**Exercise prompt:** Print every entry word for word, but omit the pictures.

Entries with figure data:
::::
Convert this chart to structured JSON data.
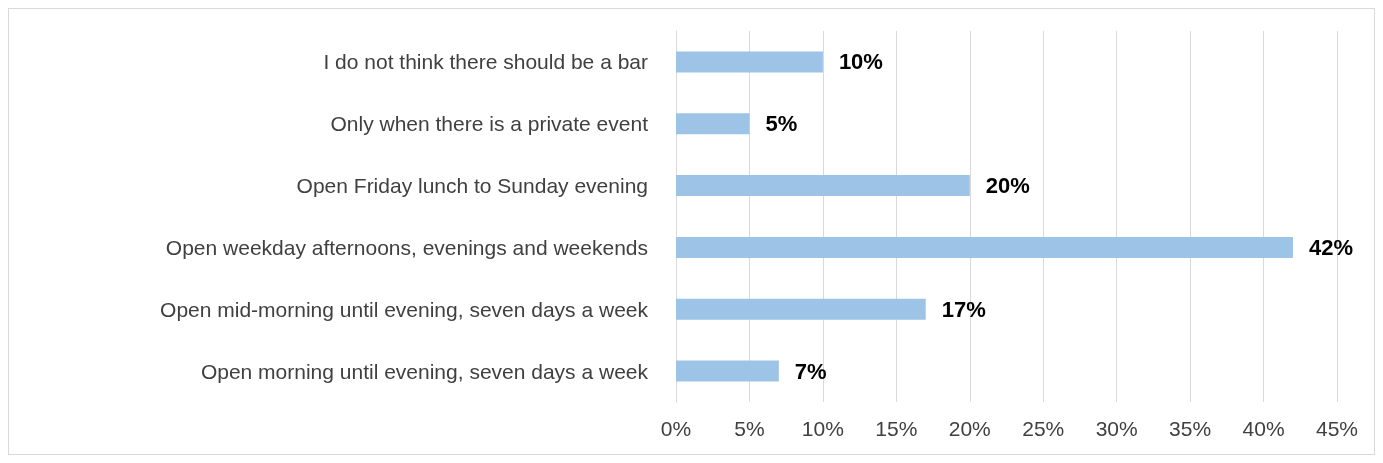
{
  "chart_data": {
    "type": "bar",
    "orientation": "horizontal",
    "categories": [
      "I do not think there should be a bar",
      "Only when there is a private event",
      "Open Friday lunch to Sunday evening",
      "Open weekday afternoons, evenings and weekends",
      "Open mid-morning until evening, seven days a week",
      "Open morning until evening, seven days a week"
    ],
    "values": [
      10,
      5,
      20,
      42,
      17,
      7
    ],
    "value_labels": [
      "10%",
      "5%",
      "20%",
      "42%",
      "17%",
      "7%"
    ],
    "color": "#9dc3e6",
    "xlim": [
      0,
      45
    ],
    "xticks": [
      {
        "value": 0,
        "label": "0%"
      },
      {
        "value": 5,
        "label": "5%"
      },
      {
        "value": 10,
        "label": "10%"
      },
      {
        "value": 15,
        "label": "15%"
      },
      {
        "value": 20,
        "label": "20%"
      },
      {
        "value": 25,
        "label": "25%"
      },
      {
        "value": 30,
        "label": "30%"
      },
      {
        "value": 35,
        "label": "35%"
      },
      {
        "value": 40,
        "label": "40%"
      },
      {
        "value": 45,
        "label": "45%"
      }
    ],
    "grid": "x"
  }
}
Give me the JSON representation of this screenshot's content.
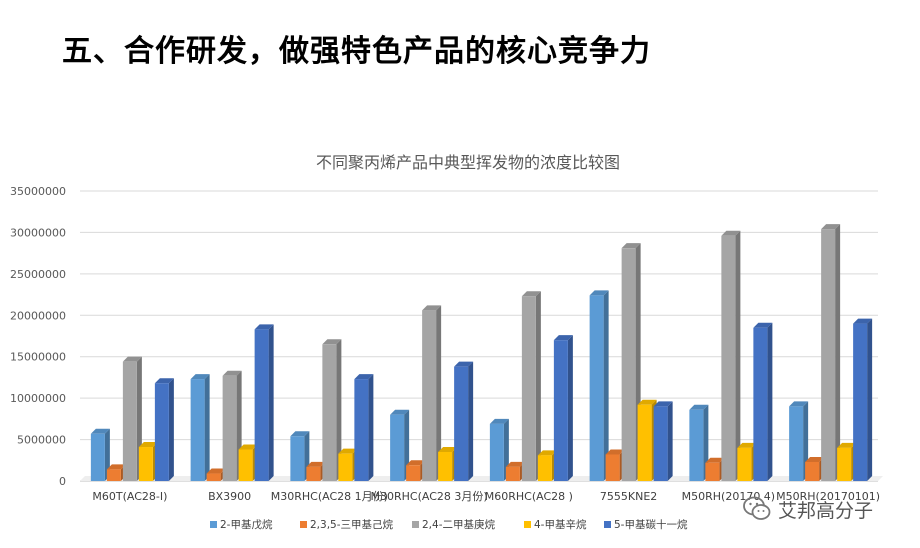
{
  "slide": {
    "title": "五、合作研发，做强特色产品的核心竞争力"
  },
  "watermark": {
    "icon": "wechat-icon",
    "text": "艾邦高分子"
  },
  "chart_data": {
    "type": "bar",
    "title": "不同聚丙烯产品中典型挥发物的浓度比较图",
    "xlabel": "",
    "ylabel": "",
    "ylim": [
      0,
      35000000
    ],
    "yticks": [
      "35000000",
      "30000000",
      "25000000",
      "20000000",
      "15000000",
      "10000000",
      "5000000",
      "0"
    ],
    "grid": true,
    "legend_position": "bottom",
    "categories": [
      "M60T(AC28-I)",
      "BX3900",
      "M30RHC(AC28 1月份)",
      "M30RHC(AC28 3月份)",
      "M60RHC(AC28 )",
      "7555KNE2",
      "M50RH(20170 4)",
      "M50RH(20170101)"
    ],
    "series": [
      {
        "name": "2-甲基戊烷",
        "color": "#5B9BD5",
        "values": [
          5700000,
          12300000,
          5400000,
          8000000,
          6900000,
          22400000,
          8600000,
          9000000
        ]
      },
      {
        "name": "2,3,5-三甲基己烷",
        "color": "#ED7D31",
        "values": [
          1400000,
          900000,
          1700000,
          1900000,
          1700000,
          3200000,
          2200000,
          2300000
        ]
      },
      {
        "name": "2,4-二甲基庚烷",
        "color": "#A5A5A5",
        "values": [
          14400000,
          12700000,
          16500000,
          20600000,
          22300000,
          28100000,
          29600000,
          30400000
        ]
      },
      {
        "name": "4-甲基辛烷",
        "color": "#FFC000",
        "values": [
          4100000,
          3800000,
          3300000,
          3500000,
          3100000,
          9200000,
          4000000,
          4000000
        ]
      },
      {
        "name": "5-甲基碳十一烷",
        "color": "#4472C4",
        "values": [
          11800000,
          18300000,
          12300000,
          13800000,
          17000000,
          9000000,
          18500000,
          19000000
        ]
      }
    ]
  }
}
::::
**Reply to the task:**
Convert this chart to structured JSON data.
{
  "chart_data": {
    "type": "bar",
    "orientation": "horizontal",
    "categories": [
      "I do not think there should be a bar",
      "Only when there is a private event",
      "Open Friday lunch to Sunday evening",
      "Open weekday afternoons, evenings and weekends",
      "Open mid-morning until evening, seven days a week",
      "Open morning until evening, seven days a week"
    ],
    "values": [
      10,
      5,
      20,
      42,
      17,
      7
    ],
    "value_labels": [
      "10%",
      "5%",
      "20%",
      "42%",
      "17%",
      "7%"
    ],
    "color": "#9dc3e6",
    "xlim": [
      0,
      45
    ],
    "xticks": [
      {
        "value": 0,
        "label": "0%"
      },
      {
        "value": 5,
        "label": "5%"
      },
      {
        "value": 10,
        "label": "10%"
      },
      {
        "value": 15,
        "label": "15%"
      },
      {
        "value": 20,
        "label": "20%"
      },
      {
        "value": 25,
        "label": "25%"
      },
      {
        "value": 30,
        "label": "30%"
      },
      {
        "value": 35,
        "label": "35%"
      },
      {
        "value": 40,
        "label": "40%"
      },
      {
        "value": 45,
        "label": "45%"
      }
    ],
    "grid": "x"
  }
}
Give me the JSON representation of this screenshot's content.
{
  "slide": {
    "title": "五、合作研发，做强特色产品的核心竞争力"
  },
  "watermark": {
    "icon": "wechat-icon",
    "text": "艾邦高分子"
  },
  "chart_data": {
    "type": "bar",
    "title": "不同聚丙烯产品中典型挥发物的浓度比较图",
    "xlabel": "",
    "ylabel": "",
    "ylim": [
      0,
      35000000
    ],
    "yticks": [
      "35000000",
      "30000000",
      "25000000",
      "20000000",
      "15000000",
      "10000000",
      "5000000",
      "0"
    ],
    "grid": true,
    "legend_position": "bottom",
    "categories": [
      "M60T(AC28-I)",
      "BX3900",
      "M30RHC(AC28 1月份)",
      "M30RHC(AC28 3月份)",
      "M60RHC(AC28 )",
      "7555KNE2",
      "M50RH(20170 4)",
      "M50RH(20170101)"
    ],
    "series": [
      {
        "name": "2-甲基戊烷",
        "color": "#5B9BD5",
        "values": [
          5700000,
          12300000,
          5400000,
          8000000,
          6900000,
          22400000,
          8600000,
          9000000
        ]
      },
      {
        "name": "2,3,5-三甲基己烷",
        "color": "#ED7D31",
        "values": [
          1400000,
          900000,
          1700000,
          1900000,
          1700000,
          3200000,
          2200000,
          2300000
        ]
      },
      {
        "name": "2,4-二甲基庚烷",
        "color": "#A5A5A5",
        "values": [
          14400000,
          12700000,
          16500000,
          20600000,
          22300000,
          28100000,
          29600000,
          30400000
        ]
      },
      {
        "name": "4-甲基辛烷",
        "color": "#FFC000",
        "values": [
          4100000,
          3800000,
          3300000,
          3500000,
          3100000,
          9200000,
          4000000,
          4000000
        ]
      },
      {
        "name": "5-甲基碳十一烷",
        "color": "#4472C4",
        "values": [
          11800000,
          18300000,
          12300000,
          13800000,
          17000000,
          9000000,
          18500000,
          19000000
        ]
      }
    ]
  }
}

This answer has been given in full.